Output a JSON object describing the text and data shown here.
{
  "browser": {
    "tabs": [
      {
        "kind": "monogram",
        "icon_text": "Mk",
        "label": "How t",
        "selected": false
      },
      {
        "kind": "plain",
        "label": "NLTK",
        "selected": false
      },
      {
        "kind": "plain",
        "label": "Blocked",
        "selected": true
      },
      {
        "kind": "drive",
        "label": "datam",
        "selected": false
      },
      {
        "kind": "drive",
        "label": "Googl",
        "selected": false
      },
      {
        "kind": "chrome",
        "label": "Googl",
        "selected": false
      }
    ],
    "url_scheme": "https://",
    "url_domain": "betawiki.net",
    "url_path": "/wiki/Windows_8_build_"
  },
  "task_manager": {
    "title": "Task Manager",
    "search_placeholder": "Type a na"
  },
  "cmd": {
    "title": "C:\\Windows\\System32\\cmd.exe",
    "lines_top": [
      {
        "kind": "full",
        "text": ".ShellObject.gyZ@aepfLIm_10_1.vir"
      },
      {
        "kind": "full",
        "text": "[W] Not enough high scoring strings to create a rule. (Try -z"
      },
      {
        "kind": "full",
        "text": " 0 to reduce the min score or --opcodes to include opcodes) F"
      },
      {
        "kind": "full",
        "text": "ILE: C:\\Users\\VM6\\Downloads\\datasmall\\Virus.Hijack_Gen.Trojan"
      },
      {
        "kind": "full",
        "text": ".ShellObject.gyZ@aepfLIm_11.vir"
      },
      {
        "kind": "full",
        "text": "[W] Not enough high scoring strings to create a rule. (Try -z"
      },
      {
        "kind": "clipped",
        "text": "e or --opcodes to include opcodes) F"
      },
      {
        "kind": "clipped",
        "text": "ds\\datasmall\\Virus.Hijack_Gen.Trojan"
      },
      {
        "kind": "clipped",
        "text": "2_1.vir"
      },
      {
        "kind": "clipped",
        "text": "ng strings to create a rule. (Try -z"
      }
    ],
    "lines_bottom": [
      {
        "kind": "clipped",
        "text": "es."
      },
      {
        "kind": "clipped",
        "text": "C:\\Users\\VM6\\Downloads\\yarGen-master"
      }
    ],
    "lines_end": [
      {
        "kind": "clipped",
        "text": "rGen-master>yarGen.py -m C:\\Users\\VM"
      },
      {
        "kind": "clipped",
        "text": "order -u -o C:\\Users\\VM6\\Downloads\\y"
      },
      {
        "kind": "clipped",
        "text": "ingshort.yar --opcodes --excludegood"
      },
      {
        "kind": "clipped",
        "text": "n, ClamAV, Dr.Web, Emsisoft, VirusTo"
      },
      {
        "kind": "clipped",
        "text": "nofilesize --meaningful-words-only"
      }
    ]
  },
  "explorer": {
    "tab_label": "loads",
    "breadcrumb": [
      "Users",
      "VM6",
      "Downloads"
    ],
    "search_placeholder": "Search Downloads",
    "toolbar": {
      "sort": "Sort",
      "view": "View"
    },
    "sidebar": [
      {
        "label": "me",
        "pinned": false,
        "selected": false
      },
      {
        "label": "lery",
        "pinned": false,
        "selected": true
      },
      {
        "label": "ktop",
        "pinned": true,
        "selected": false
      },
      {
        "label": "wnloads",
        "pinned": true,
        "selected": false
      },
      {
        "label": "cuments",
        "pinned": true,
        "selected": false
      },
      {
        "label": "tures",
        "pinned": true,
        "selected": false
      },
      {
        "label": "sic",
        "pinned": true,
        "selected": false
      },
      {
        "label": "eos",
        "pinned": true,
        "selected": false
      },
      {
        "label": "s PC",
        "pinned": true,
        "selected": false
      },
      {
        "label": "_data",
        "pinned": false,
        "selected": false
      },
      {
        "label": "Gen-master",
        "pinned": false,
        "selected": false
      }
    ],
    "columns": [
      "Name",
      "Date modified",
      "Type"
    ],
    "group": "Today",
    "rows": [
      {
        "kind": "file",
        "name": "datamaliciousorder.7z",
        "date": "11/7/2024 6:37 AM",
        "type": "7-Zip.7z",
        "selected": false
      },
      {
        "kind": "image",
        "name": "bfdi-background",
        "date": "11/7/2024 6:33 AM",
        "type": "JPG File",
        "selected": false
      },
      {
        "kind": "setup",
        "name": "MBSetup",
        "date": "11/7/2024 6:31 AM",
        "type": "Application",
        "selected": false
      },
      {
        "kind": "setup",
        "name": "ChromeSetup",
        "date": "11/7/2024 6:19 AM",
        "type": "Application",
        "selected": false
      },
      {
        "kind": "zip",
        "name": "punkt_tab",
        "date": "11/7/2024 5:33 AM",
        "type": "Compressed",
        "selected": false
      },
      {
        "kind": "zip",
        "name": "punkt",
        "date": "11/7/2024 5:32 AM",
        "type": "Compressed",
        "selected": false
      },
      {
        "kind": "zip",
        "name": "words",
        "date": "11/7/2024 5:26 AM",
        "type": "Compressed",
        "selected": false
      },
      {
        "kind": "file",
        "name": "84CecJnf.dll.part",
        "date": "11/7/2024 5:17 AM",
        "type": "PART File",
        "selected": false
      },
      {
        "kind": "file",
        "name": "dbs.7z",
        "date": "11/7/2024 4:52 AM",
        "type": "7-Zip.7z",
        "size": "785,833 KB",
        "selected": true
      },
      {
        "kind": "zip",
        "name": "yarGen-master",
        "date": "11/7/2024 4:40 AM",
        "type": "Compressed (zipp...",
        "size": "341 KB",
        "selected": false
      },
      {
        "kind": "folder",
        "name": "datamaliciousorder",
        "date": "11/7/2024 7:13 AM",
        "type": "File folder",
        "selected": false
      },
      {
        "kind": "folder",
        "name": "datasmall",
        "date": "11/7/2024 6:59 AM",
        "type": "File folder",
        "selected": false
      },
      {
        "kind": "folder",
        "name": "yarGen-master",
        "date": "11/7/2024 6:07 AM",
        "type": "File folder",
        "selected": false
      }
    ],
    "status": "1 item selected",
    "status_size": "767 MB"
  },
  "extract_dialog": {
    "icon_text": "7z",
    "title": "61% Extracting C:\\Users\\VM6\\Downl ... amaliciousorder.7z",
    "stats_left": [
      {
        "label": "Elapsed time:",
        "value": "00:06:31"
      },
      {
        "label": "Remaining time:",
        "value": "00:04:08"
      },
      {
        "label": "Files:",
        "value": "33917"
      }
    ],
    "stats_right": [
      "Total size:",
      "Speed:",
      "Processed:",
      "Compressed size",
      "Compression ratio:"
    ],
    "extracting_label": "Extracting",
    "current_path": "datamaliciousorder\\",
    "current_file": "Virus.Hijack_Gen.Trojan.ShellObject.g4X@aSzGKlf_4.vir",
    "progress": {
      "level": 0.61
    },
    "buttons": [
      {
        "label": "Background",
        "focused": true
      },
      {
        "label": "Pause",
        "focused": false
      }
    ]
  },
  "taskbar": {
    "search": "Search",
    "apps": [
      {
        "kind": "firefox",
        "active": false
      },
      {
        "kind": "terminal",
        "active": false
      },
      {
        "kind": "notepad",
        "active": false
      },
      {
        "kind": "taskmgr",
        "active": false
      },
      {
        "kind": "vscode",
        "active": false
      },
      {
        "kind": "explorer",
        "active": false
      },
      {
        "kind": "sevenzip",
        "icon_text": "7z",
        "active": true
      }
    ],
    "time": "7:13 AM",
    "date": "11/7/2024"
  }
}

------

§ PROBLEM TO SOLVE
The full listing should be duplicated exactly, line by line.

§ EXPECTED OUTPUT
Output a JSON object describing the text and data shown here.
{
  "browser": {
    "tabs": [
      {
        "kind": "monogram",
        "icon_text": "Mk",
        "label": "How t",
        "selected": false
      },
      {
        "kind": "plain",
        "label": "NLTK",
        "selected": false
      },
      {
        "kind": "plain",
        "label": "Blocked",
        "selected": true
      },
      {
        "kind": "drive",
        "label": "datam",
        "selected": false
      },
      {
        "kind": "drive",
        "label": "Googl",
        "selected": false
      },
      {
        "kind": "chrome",
        "label": "Googl",
        "selected": false
      }
    ],
    "url_scheme": "https://",
    "url_domain": "betawiki.net",
    "url_path": "/wiki/Windows_8_build_"
  },
  "task_manager": {
    "title": "Task Manager",
    "search_placeholder": "Type a na"
  },
  "cmd": {
    "title": "C:\\Windows\\System32\\cmd.exe",
    "lines_top": [
      {
        "kind": "full",
        "text": ".ShellObject.gyZ@aepfLIm_10_1.vir"
      },
      {
        "kind": "full",
        "text": "[W] Not enough high scoring strings to create a rule. (Try -z"
      },
      {
        "kind": "full",
        "text": " 0 to reduce the min score or --opcodes to include opcodes) F"
      },
      {
        "kind": "full",
        "text": "ILE: C:\\Users\\VM6\\Downloads\\datasmall\\Virus.Hijack_Gen.Trojan"
      },
      {
        "kind": "full",
        "text": ".ShellObject.gyZ@aepfLIm_11.vir"
      },
      {
        "kind": "full",
        "text": "[W] Not enough high scoring strings to create a rule. (Try -z"
      },
      {
        "kind": "clipped",
        "text": "e or --opcodes to include opcodes) F"
      },
      {
        "kind": "clipped",
        "text": "ds\\datasmall\\Virus.Hijack_Gen.Trojan"
      },
      {
        "kind": "clipped",
        "text": "2_1.vir"
      },
      {
        "kind": "clipped",
        "text": "ng strings to create a rule. (Try -z"
      }
    ],
    "lines_bottom": [
      {
        "kind": "clipped",
        "text": "es."
      },
      {
        "kind": "clipped",
        "text": "C:\\Users\\VM6\\Downloads\\yarGen-master"
      }
    ],
    "lines_end": [
      {
        "kind": "clipped",
        "text": "rGen-master>yarGen.py -m C:\\Users\\VM"
      },
      {
        "kind": "clipped",
        "text": "order -u -o C:\\Users\\VM6\\Downloads\\y"
      },
      {
        "kind": "clipped",
        "text": "ingshort.yar --opcodes --excludegood"
      },
      {
        "kind": "clipped",
        "text": "n, ClamAV, Dr.Web, Emsisoft, VirusTo"
      },
      {
        "kind": "clipped",
        "text": "nofilesize --meaningful-words-only"
      }
    ]
  },
  "explorer": {
    "tab_label": "loads",
    "breadcrumb": [
      "Users",
      "VM6",
      "Downloads"
    ],
    "search_placeholder": "Search Downloads",
    "toolbar": {
      "sort": "Sort",
      "view": "View"
    },
    "sidebar": [
      {
        "label": "me",
        "pinned": false,
        "selected": false
      },
      {
        "label": "lery",
        "pinned": false,
        "selected": true
      },
      {
        "label": "ktop",
        "pinned": true,
        "selected": false
      },
      {
        "label": "wnloads",
        "pinned": true,
        "selected": false
      },
      {
        "label": "cuments",
        "pinned": true,
        "selected": false
      },
      {
        "label": "tures",
        "pinned": true,
        "selected": false
      },
      {
        "label": "sic",
        "pinned": true,
        "selected": false
      },
      {
        "label": "eos",
        "pinned": true,
        "selected": false
      },
      {
        "label": "s PC",
        "pinned": true,
        "selected": false
      },
      {
        "label": "_data",
        "pinned": false,
        "selected": false
      },
      {
        "label": "Gen-master",
        "pinned": false,
        "selected": false
      }
    ],
    "columns": [
      "Name",
      "Date modified",
      "Type"
    ],
    "group": "Today",
    "rows": [
      {
        "kind": "file",
        "name": "datamaliciousorder.7z",
        "date": "11/7/2024 6:37 AM",
        "type": "7-Zip.7z",
        "selected": false
      },
      {
        "kind": "image",
        "name": "bfdi-background",
        "date": "11/7/2024 6:33 AM",
        "type": "JPG File",
        "selected": false
      },
      {
        "kind": "setup",
        "name": "MBSetup",
        "date": "11/7/2024 6:31 AM",
        "type": "Application",
        "selected": false
      },
      {
        "kind": "setup",
        "name": "ChromeSetup",
        "date": "11/7/2024 6:19 AM",
        "type": "Application",
        "selected": false
      },
      {
        "kind": "zip",
        "name": "punkt_tab",
        "date": "11/7/2024 5:33 AM",
        "type": "Compressed",
        "selected": false
      },
      {
        "kind": "zip",
        "name": "punkt",
        "date": "11/7/2024 5:32 AM",
        "type": "Compressed",
        "selected": false
      },
      {
        "kind": "zip",
        "name": "words",
        "date": "11/7/2024 5:26 AM",
        "type": "Compressed",
        "selected": false
      },
      {
        "kind": "file",
        "name": "84CecJnf.dll.part",
        "date": "11/7/2024 5:17 AM",
        "type": "PART File",
        "selected": false
      },
      {
        "kind": "file",
        "name": "dbs.7z",
        "date": "11/7/2024 4:52 AM",
        "type": "7-Zip.7z",
        "size": "785,833 KB",
        "selected": true
      },
      {
        "kind": "zip",
        "name": "yarGen-master",
        "date": "11/7/2024 4:40 AM",
        "type": "Compressed (zipp...",
        "size": "341 KB",
        "selected": false
      },
      {
        "kind": "folder",
        "name": "datamaliciousorder",
        "date": "11/7/2024 7:13 AM",
        "type": "File folder",
        "selected": false
      },
      {
        "kind": "folder",
        "name": "datasmall",
        "date": "11/7/2024 6:59 AM",
        "type": "File folder",
        "selected": false
      },
      {
        "kind": "folder",
        "name": "yarGen-master",
        "date": "11/7/2024 6:07 AM",
        "type": "File folder",
        "selected": false
      }
    ],
    "status": "1 item selected",
    "status_size": "767 MB"
  },
  "extract_dialog": {
    "icon_text": "7z",
    "title": "61% Extracting C:\\Users\\VM6\\Downl ... amaliciousorder.7z",
    "stats_left": [
      {
        "label": "Elapsed time:",
        "value": "00:06:31"
      },
      {
        "label": "Remaining time:",
        "value": "00:04:08"
      },
      {
        "label": "Files:",
        "value": "33917"
      }
    ],
    "stats_right": [
      "Total size:",
      "Speed:",
      "Processed:",
      "Compressed size",
      "Compression ratio:"
    ],
    "extracting_label": "Extracting",
    "current_path": "datamaliciousorder\\",
    "current_file": "Virus.Hijack_Gen.Trojan.ShellObject.g4X@aSzGKlf_4.vir",
    "progress": {
      "level": 0.61
    },
    "buttons": [
      {
        "label": "Background",
        "focused": true
      },
      {
        "label": "Pause",
        "focused": false
      }
    ]
  },
  "taskbar": {
    "search": "Search",
    "apps": [
      {
        "kind": "firefox",
        "active": false
      },
      {
        "kind": "terminal",
        "active": false
      },
      {
        "kind": "notepad",
        "active": false
      },
      {
        "kind": "taskmgr",
        "active": false
      },
      {
        "kind": "vscode",
        "active": false
      },
      {
        "kind": "explorer",
        "active": false
      },
      {
        "kind": "sevenzip",
        "icon_text": "7z",
        "active": true
      }
    ],
    "time": "7:13 AM",
    "date": "11/7/2024"
  }
}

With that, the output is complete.